Goal
Rewrite the forum post from "From reading, along" up to and including "position LED, correct?", changing "1N4001" to "1N4007".

--- Selected passage ---

Googling this topic finds plenty of people operating LEDs from 110v AC or 240v AC directly via a few components, but nothing in regards to low voltages.

For example, I have 7VAC and 10VAC handy, and a system that is currently all incandescent bulbs. Obviously this won't be changing at once, so SSR's to operate these will be AC, since they are a) cheaper, and b) the system is already up and running in AC.

however, I do plan to change these to LEDs at some point in the future, and would like to know, is it at all possible to operate regular LEDs from this same AC with only a few simple/cheap components added, or would I have to change both, the power source & SSRs?

Thanks in advance!

VIDGuide
06-08-2008, 11:39 PM
Ok, doing some follow up research, I may have answered my own question, but if an expert here could confirm it would be great! :)

From reading, along with the appropriate resistor, I would also need to fit a 1N4001 or similar AFTER the LED, to prevent the reverse wave exceeding the LED's reverse limit, is this correct? Otherwise, the LED will light fine, and the ripple at 50hz would be un-noticeable in a fixed position LED, correct?

--- Supplied material ---

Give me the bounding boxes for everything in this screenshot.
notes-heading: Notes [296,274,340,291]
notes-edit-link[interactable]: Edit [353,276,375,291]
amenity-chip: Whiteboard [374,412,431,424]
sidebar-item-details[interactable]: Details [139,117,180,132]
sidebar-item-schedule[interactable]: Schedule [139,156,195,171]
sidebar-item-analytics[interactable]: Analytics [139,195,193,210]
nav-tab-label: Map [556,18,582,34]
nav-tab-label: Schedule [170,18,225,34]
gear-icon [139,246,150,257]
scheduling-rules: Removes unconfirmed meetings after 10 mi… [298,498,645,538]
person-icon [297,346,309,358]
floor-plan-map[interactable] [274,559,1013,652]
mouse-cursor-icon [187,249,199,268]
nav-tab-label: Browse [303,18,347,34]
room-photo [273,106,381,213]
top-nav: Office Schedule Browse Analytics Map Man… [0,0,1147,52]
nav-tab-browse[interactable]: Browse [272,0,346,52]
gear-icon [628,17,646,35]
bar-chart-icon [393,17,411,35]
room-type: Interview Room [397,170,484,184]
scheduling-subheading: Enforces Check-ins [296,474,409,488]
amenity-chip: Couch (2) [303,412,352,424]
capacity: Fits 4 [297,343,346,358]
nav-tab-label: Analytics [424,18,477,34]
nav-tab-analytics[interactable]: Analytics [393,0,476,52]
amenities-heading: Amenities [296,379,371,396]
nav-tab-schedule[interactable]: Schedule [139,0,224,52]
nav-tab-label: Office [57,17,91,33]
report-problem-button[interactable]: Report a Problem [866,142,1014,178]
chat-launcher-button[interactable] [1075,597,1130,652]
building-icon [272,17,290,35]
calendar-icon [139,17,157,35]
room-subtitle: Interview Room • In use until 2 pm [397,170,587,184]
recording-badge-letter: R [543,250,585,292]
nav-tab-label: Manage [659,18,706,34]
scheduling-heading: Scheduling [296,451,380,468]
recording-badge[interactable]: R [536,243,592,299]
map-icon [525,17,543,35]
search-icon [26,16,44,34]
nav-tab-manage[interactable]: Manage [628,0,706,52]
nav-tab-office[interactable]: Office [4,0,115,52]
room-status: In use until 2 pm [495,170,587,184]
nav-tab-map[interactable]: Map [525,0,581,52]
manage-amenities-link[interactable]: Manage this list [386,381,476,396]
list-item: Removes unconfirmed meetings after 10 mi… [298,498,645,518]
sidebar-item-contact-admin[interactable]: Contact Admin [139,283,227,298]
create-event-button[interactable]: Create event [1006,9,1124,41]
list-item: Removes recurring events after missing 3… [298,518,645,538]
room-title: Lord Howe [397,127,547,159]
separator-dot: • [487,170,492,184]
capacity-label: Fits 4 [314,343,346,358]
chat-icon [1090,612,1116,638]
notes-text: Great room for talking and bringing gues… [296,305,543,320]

---

Written solution
From reading, along with the appropriate resistor, I would also need to fit a 1N4007 or similar AFTER the LED, to prevent the reverse wave exceeding the LED's reverse limit, is this correct? Otherwise, the LED will light fine, and the ripple at 50hz would be un-noticeable in a fixed position LED, correct?